** Start Data **

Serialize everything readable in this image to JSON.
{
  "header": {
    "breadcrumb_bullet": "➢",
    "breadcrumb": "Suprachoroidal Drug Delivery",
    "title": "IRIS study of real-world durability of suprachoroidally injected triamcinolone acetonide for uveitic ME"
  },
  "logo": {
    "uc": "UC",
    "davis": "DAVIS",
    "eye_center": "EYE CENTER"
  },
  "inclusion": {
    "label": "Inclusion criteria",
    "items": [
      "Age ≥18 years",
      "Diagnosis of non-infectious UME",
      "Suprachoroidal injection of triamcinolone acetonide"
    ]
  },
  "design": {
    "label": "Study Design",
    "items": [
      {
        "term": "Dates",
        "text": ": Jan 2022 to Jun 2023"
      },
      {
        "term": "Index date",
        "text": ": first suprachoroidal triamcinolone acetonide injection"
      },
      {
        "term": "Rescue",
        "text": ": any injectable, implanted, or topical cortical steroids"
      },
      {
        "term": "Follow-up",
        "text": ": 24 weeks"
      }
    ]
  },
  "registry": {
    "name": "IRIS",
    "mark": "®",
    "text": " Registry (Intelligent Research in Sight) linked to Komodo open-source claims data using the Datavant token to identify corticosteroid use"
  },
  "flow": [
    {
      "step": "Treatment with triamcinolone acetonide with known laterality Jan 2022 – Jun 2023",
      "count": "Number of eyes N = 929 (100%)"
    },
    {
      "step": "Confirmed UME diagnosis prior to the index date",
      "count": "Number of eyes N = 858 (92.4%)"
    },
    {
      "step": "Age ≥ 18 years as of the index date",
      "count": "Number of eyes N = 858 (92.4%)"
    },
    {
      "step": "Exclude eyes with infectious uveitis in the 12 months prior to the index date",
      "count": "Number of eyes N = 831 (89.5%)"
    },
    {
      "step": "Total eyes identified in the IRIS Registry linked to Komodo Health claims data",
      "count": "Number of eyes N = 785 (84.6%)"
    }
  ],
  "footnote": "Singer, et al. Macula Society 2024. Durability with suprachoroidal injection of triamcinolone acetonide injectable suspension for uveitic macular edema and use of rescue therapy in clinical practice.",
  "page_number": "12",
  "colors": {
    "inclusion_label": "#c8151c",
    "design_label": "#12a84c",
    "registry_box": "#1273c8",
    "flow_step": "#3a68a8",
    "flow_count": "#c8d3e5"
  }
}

** End Data **

• _What the task asks_
Please quote every record above exactly as it appears.

• _Exercise output_
Serialize everything readable in this image to JSON.
{
  "header": {
    "breadcrumb_bullet": "➢",
    "breadcrumb": "Suprachoroidal Drug Delivery",
    "title": "IRIS study of real-world durability of suprachoroidally injected triamcinolone acetonide for uveitic ME"
  },
  "logo": {
    "uc": "UC",
    "davis": "DAVIS",
    "eye_center": "EYE CENTER"
  },
  "inclusion": {
    "label": "Inclusion criteria",
    "items": [
      "Age ≥18 years",
      "Diagnosis of non-infectious UME",
      "Suprachoroidal injection of triamcinolone acetonide"
    ]
  },
  "design": {
    "label": "Study Design",
    "items": [
      {
        "term": "Dates",
        "text": ": Jan 2022 to Jun 2023"
      },
      {
        "term": "Index date",
        "text": ": first suprachoroidal triamcinolone acetonide injection"
      },
      {
        "term": "Rescue",
        "text": ": any injectable, implanted, or topical cortical steroids"
      },
      {
        "term": "Follow-up",
        "text": ": 24 weeks"
      }
    ]
  },
  "registry": {
    "name": "IRIS",
    "mark": "®",
    "text": " Registry (Intelligent Research in Sight) linked to Komodo open-source claims data using the Datavant token to identify corticosteroid use"
  },
  "flow": [
    {
      "step": "Treatment with triamcinolone acetonide with known laterality Jan 2022 – Jun 2023",
      "count": "Number of eyes N = 929 (100%)"
    },
    {
      "step": "Confirmed UME diagnosis prior to the index date",
      "count": "Number of eyes N = 858 (92.4%)"
    },
    {
      "step": "Age ≥ 18 years as of the index date",
      "count": "Number of eyes N = 858 (92.4%)"
    },
    {
      "step": "Exclude eyes with infectious uveitis in the 12 months prior to the index date",
      "count": "Number of eyes N = 831 (89.5%)"
    },
    {
      "step": "Total eyes identified in the IRIS Registry linked to Komodo Health claims data",
      "count": "Number of eyes N = 785 (84.6%)"
    }
  ],
  "footnote": "Singer, et al. Macula Society 2024. Durability with suprachoroidal injection of triamcinolone acetonide injectable suspension for uveitic macular edema and use of rescue therapy in clinical practice.",
  "page_number": "12",
  "colors": {
    "inclusion_label": "#c8151c",
    "design_label": "#12a84c",
    "registry_box": "#1273c8",
    "flow_step": "#3a68a8",
    "flow_count": "#c8d3e5"
  }
}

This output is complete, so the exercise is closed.